EXERCISE BRIEF >>
Where the data below has the string "come", return the whole line.

Dataset items >>
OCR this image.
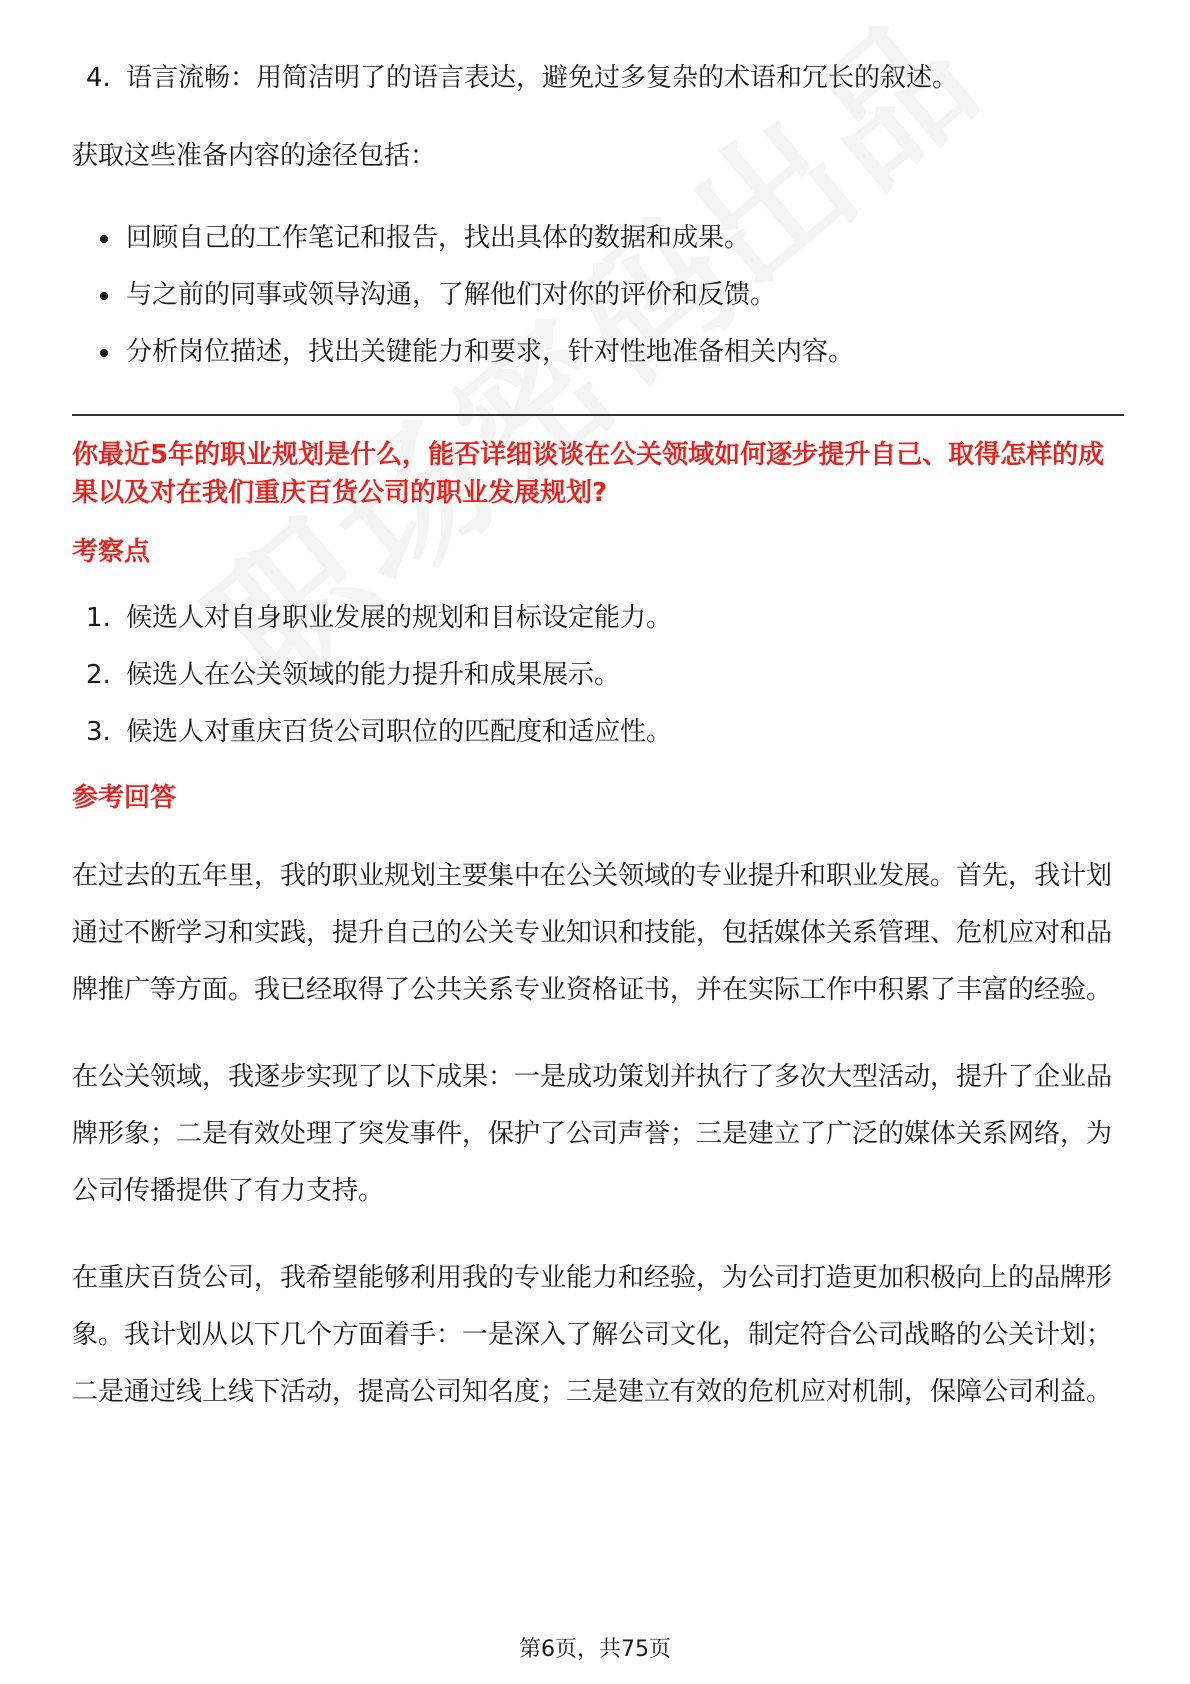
4. 语言流畅：用简洁明了的语言表达，避免过多复杂的术语和冗长的叙述。

获取这些准备内容的途径包括：

回顾自己的工作笔记和报告，找出具体的数据和成果。
与之前的同事或领导沟通，了解他们对你的评价和反馈。
分析岗位描述，找出关键能力和要求，针对性地准备相关内容。
你最近5年的职业规划是什么，能否详细谈谈在公关领域如何逐步提升自己、取得怎样的成果以及对在我们重庆百货公司的职业发展规划?
考察点
1. 候选人对自身职业发展的规划和目标设定能力。
2. 候选人在公关领域的能力提升和成果展示。
3. 候选人对重庆百货公司职位的匹配度和适应性。
参考回答

在过去的五年里，我的职业规划主要集中在公关领域的专业提升和职业发展。首先，我计划通过不断学习和实践，提升自己的公关专业知识和技能，包括媒体关系管理、危机应对和品牌推广等方面。我已经取得了公共关系专业资格证书，并在实际工作中积累了丰富的经验。

在公关领域，我逐步实现了以下成果：一是成功策划并执行了多次大型活动，提升了企业品牌形象；二是有效处理了突发事件，保护了公司声誉；三是建立了广泛的媒体关系网络，为公司传播提供了有力支持。

在重庆百货公司，我希望能够利用我的专业能力和经验，为公司打造更加积极向上的品牌形象。我计划从以下几个方面着手：一是深入了解公司文化，制定符合公司战略的公关计划；二是通过线上线下活动，提高公司知名度；三是建立有效的危机应对机制，保障公司利益。

第6页，共75页
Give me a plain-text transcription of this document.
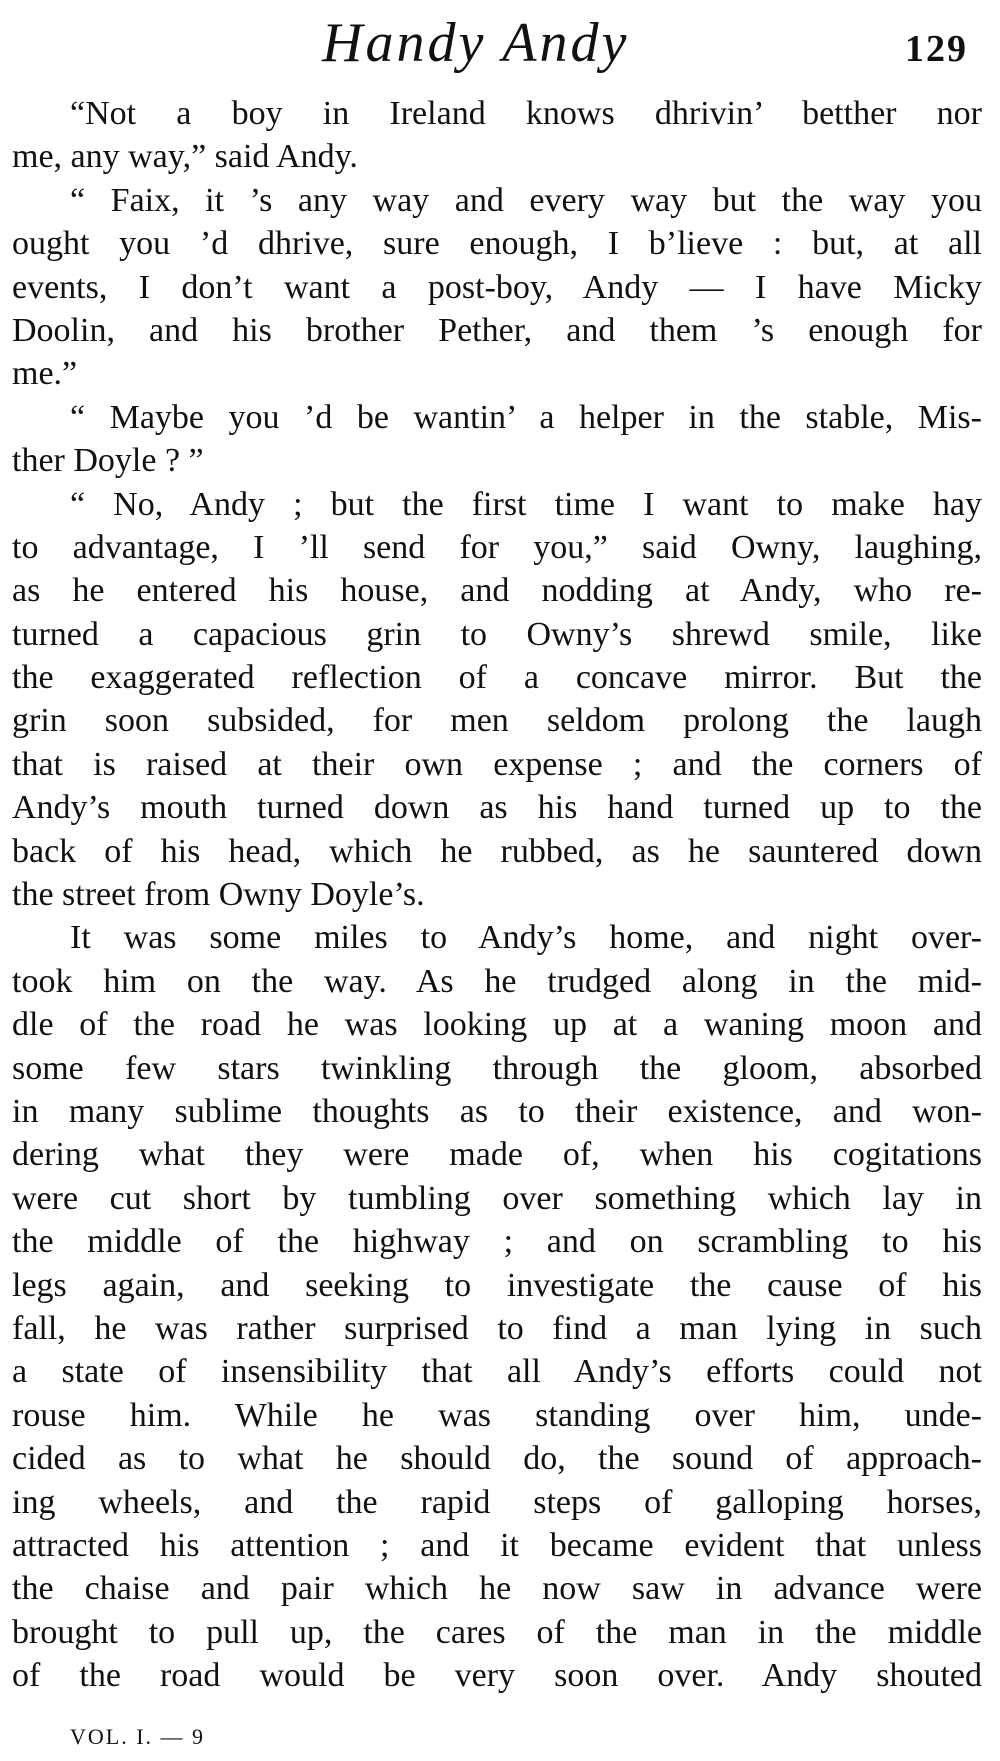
Handy Andy	129
“Not a boy in Ireland knows dhrivin’ betther nor
me, any way,” said Andy.
“ Faix, it ’s any way and every way but the way you
ought you ’d dhrive, sure enough, I b’lieve : but, at all
events, I don’t want a post-boy, Andy — I have Micky
Doolin, and his brother Pether, and them ’s enough for
me.”
“ Maybe you ’d be wantin’ a helper in the stable, Mis-
ther Doyle ? ”
“ No, Andy ; but the first time I want to make hay
to advantage, I ’ll send for you,” said Owny, laughing,
as he entered his house, and nodding at Andy, who re-
turned a capacious grin to Owny’s shrewd smile, like
the exaggerated reflection of a concave mirror. But the
grin soon subsided, for men seldom prolong the laugh
that is raised at their own expense ; and the corners of
Andy’s mouth turned down as his hand turned up to the
back of his head, which he rubbed, as he sauntered down
the street from Owny Doyle’s.
It was some miles to Andy’s home, and night over-
took him on the way. As he trudged along in the mid-
dle of the road he was looking up at a waning moon and
some few stars twinkling through the gloom, absorbed
in many sublime thoughts as to their existence, and won-
dering what they were made of, when his cogitations
were cut short by tumbling over something which lay in
the middle of the highway ; and on scrambling to his
legs again, and seeking to investigate the cause of his
fall, he was rather surprised to find a man lying in such
a state of insensibility that all Andy’s efforts could not
rouse him. While he was standing over him, unde-
cided as to what he should do, the sound of approach-
ing wheels, and the rapid steps of galloping horses,
attracted his attention ; and it became evident that unless
the chaise and pair which he now saw in advance were
brought to pull up, the cares of the man in the middle
of the road would be very soon over. Andy shouted
VOL. I. — 9
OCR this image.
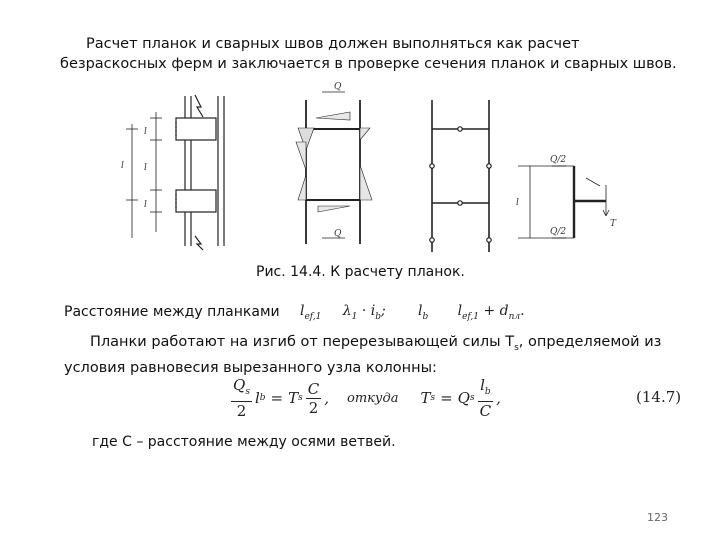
Расчет планок и сварных швов должен выполняться как расчет безраскосных ферм и заключается в проверке сечения планок и сварных швов.
l
l
l
l
Q
Q
Q/2
Q/2
T
l
Рис. 14.4. К расчету планок.
Расстояние между планками $l_{ef,1}$ $\lambda_1 \cdot i_b$; $l_b$ $l_{ef,1} + d_{пл}$.
Планки работают на изгиб от перерезывающей силы $T_s$, определяемой из условия равновесия вырезанного узла колонны:
$\frac{Q_s}{2}$ l b = T s $\frac{C}{2}$ , откуда T s = Q s $\frac{l_b}{C}$ ,	(14.7)
где С – расстояние между осями ветвей.
123
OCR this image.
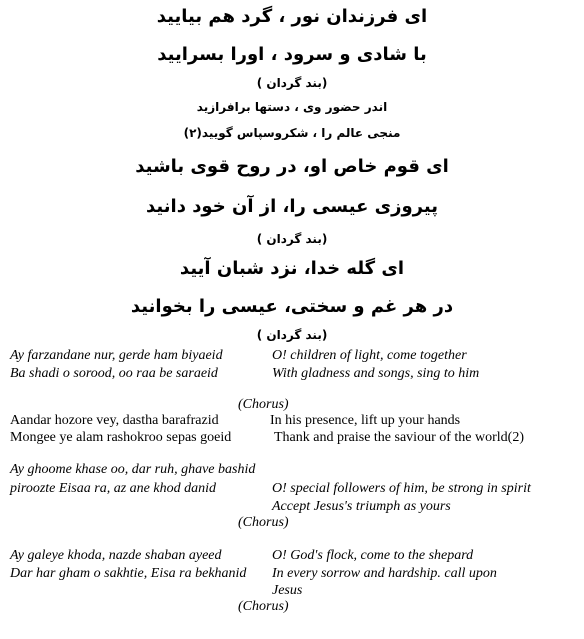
ای فرزندان نور ، گرد هم بیایید
با شادی و سرود ، اورا بسرایید
(بند گردان )
اندر حضور وی ، دستها برافرازید
منجی عالم را ، شکروسپاس گویید(۲)
ای قوم خاص او، در روح قوی باشید
پیروزی عیسی را، از آن خود دانید
(بند گردان )
ای گله خدا، نزد شبان آیید
در هر غم و سختی، عیسی را بخوانید
(بند گردان )
Ay farzandane nur, gerde ham biyaeid	O! children of light, come together
Ba shadi o sorood, oo raa be saraeid	With gladness and songs, sing to him
(Chorus)
Aandar hozore vey, dastha barafrazid	In his presence, lift up your hands
Mongee ye alam rashokroo sepas goeid	Thank and praise the saviour of the world(2)
Ay ghoome khase oo, dar ruh, ghave bashid
piroozte Eisaa ra, az ane khod danid	O! special followers of him, be strong in spirit
Accept Jesus's triumph as yours
(Chorus)
Ay galeye khoda, nazde shaban ayeed	O! God's flock, come to the shepard
Dar har gham o sakhtie, Eisa ra bekhanid In every sorrow and hardship. call upon
Jesus
(Chorus)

ANSWER IN FULL >>
Ay farzandane nur, gerde ham biyaeid	O! children of light, come together
Ay galeye khoda, nazde shaban ayeed	O! God's flock, come to the shepard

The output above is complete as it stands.